• **YOUR GOAL**
Copy out the passage on treating childhood septic arthritis word for word, in full.

• **EXCERPTED PASSAGE**

>>>

Results. Of the total 130 cases, 88% were caused by Staphylococcus aureus, Haemophilus influenzae, or Streptococcus pyogenes; 63 patients were in the short-term treatment group, and 67 were in the long-term treatment group. The median durations of antimicrobial treatment were 10 days and 30 days, respectively. Surgical procedures that were more extensive than percutaneous joint aspiration were performed for 12% of patients, with no preponderance to hip or shoulder arthritis. Two late-onset infections occurred in 1 child in the long-term treatment group; however, all patients recovered without sequelae.
Conclusions. Large doses of well-absorbed antimicrobials for <2 weeks (initially administered intravenously) and only 1 joint aspiration are sufficient for treatment of most cases of childhood septic arthritis, regardless of the infecting pathogen or anatomical site, if the clinical response is good and the C-reactive protein level normalizes shortly after initiation of treatment.
No consensus prevails on the duration of antimicrobial therapy for childhood septic arthritis (SA). The lack of sufficiently powered studies [1–5] is surprising, because the duration of treatment is equally as important as the choice of agent [6]. Recommendations, based on personal experience and retrospective case analyses, reiterate that after an intravenous treatment phase of ∼1 week [6–8], oral treatment may be possible [1–4, 9] if serum bactericidal activity is assayed [10] and treatment compliance is guaranteed. The total treatment course should last weeks, depending on patient age, causative agent, and localization of the infection [5, 11, 12]. The role of surgery is underlined by many clinicians, especially if the shoulder or hip joint is involved.

<<<

• **SOURCE INFORMATION**
>>>

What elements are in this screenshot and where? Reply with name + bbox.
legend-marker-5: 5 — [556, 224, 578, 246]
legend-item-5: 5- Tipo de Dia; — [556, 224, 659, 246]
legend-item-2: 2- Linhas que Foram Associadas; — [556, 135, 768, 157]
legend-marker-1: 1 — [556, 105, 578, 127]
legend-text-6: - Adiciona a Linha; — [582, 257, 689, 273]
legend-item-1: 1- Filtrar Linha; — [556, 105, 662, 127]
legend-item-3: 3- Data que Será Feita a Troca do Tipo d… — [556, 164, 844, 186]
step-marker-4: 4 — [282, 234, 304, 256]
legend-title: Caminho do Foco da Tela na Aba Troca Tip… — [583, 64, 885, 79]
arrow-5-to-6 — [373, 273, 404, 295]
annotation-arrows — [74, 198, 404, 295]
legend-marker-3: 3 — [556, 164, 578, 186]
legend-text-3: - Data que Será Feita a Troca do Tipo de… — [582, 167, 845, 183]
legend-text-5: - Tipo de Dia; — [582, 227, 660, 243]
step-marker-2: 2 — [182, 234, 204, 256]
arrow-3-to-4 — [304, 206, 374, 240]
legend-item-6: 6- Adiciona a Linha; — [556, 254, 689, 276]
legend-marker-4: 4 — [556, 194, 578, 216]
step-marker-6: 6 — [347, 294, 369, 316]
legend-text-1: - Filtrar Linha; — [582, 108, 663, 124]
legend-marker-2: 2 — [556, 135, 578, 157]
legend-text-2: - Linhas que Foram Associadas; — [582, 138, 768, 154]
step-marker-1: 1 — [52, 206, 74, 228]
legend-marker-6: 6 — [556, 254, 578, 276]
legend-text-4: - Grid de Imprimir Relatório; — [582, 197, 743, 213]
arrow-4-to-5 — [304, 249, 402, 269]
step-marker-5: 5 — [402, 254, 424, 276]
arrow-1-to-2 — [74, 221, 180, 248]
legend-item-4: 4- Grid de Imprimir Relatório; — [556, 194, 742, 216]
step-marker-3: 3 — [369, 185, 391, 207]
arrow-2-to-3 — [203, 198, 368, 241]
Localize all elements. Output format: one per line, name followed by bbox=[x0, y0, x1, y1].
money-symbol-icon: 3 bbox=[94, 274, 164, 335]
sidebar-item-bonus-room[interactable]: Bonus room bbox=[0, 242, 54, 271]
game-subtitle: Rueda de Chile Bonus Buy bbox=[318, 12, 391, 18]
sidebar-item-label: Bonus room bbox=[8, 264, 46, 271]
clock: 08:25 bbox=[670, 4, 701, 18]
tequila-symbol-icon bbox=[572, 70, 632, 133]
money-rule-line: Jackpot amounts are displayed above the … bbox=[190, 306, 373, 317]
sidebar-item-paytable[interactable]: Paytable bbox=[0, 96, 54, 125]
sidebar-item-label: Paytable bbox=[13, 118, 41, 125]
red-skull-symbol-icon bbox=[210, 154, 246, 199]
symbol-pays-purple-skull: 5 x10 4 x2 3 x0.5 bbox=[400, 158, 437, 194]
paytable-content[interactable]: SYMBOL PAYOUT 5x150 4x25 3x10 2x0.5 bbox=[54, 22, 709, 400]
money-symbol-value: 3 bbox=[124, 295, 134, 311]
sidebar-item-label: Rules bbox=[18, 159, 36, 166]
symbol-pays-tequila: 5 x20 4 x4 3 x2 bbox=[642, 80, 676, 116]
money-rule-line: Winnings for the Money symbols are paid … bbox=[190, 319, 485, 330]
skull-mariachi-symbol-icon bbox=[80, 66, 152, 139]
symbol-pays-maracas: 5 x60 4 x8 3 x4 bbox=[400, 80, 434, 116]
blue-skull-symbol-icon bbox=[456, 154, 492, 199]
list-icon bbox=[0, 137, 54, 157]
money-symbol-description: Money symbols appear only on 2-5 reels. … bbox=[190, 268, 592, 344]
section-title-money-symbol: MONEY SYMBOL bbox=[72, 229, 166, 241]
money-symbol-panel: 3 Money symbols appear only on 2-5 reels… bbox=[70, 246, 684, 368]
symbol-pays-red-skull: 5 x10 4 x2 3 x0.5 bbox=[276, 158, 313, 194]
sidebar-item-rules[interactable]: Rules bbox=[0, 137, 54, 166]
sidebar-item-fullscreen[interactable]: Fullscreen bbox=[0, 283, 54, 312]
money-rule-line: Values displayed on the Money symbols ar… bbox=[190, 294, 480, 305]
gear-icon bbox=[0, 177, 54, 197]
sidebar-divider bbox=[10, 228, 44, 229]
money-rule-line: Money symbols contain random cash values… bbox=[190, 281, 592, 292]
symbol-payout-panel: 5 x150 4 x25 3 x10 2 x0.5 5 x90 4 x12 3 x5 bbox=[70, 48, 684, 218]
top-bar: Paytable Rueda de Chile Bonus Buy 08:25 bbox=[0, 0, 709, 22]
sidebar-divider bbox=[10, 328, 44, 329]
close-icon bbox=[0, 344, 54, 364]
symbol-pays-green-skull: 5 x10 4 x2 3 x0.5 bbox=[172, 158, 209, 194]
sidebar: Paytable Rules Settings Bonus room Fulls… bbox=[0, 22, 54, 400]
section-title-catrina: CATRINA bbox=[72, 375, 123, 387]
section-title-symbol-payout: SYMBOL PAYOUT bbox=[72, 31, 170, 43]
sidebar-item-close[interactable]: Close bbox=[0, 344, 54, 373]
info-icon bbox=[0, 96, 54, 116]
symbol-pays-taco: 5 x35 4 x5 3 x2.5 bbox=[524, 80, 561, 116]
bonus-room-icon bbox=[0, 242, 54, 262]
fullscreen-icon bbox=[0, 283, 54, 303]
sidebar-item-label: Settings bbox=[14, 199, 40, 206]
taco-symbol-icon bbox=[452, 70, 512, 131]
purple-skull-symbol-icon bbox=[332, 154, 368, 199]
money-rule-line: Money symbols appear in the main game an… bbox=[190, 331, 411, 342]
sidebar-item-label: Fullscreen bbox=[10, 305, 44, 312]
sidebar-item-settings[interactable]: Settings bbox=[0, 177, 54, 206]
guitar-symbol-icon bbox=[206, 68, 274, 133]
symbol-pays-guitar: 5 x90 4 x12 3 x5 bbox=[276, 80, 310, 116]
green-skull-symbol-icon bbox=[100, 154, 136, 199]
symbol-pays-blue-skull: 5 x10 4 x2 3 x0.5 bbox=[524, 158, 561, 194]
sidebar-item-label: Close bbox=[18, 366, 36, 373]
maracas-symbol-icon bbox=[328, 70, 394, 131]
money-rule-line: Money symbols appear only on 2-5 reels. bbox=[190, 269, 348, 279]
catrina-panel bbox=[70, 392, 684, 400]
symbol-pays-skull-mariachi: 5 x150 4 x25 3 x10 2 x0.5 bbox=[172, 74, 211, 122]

<<<

• **RESPONSE TO THIS TASK**
Results. Of the total 130 cases, 88% were caused by Staphylococcus aureus, Haemophilus influenzae, or Streptococcus pyogenes; 63 patients were in the short-term treatment group, and 67 were in the long-term treatment group. The median durations of antimicrobial treatment were 10 days and 30 days, respectively. Surgical procedures that were more extensive than percutaneous joint aspiration were performed for 12% of patients, with no preponderance to hip or shoulder arthritis. Two late-onset infections occurred in 1 child in the long-term treatment group; however, all patients recovered without sequelae.
Conclusions. Large doses of well-absorbed antimicrobials for <2 weeks (initially administered intravenously) and only 1 joint aspiration are sufficient for treatment of most cases of childhood septic arthritis, regardless of the infecting pathogen or anatomical site, if the clinical response is good and the C-reactive protein level normalizes shortly after initiation of treatment.
No consensus prevails on the duration of antimicrobial therapy for childhood septic arthritis (SA). The lack of sufficiently powered studies [1–5] is surprising, because the duration of treatment is equally as important as the choice of agent [6]. Recommendations, based on personal experience and retrospective case analyses, reiterate that after an intravenous treatment phase of ∼1 week [6–8], oral treatment may be possible [1–4, 9] if serum bactericidal activity is assayed [10] and treatment compliance is guaranteed. The total treatment course should last weeks, depending on patient age, causative agent, and localization of the infection [5, 11, 12]. The role of surgery is underlined by many clinicians, especially if the shoulder or hip joint is involved.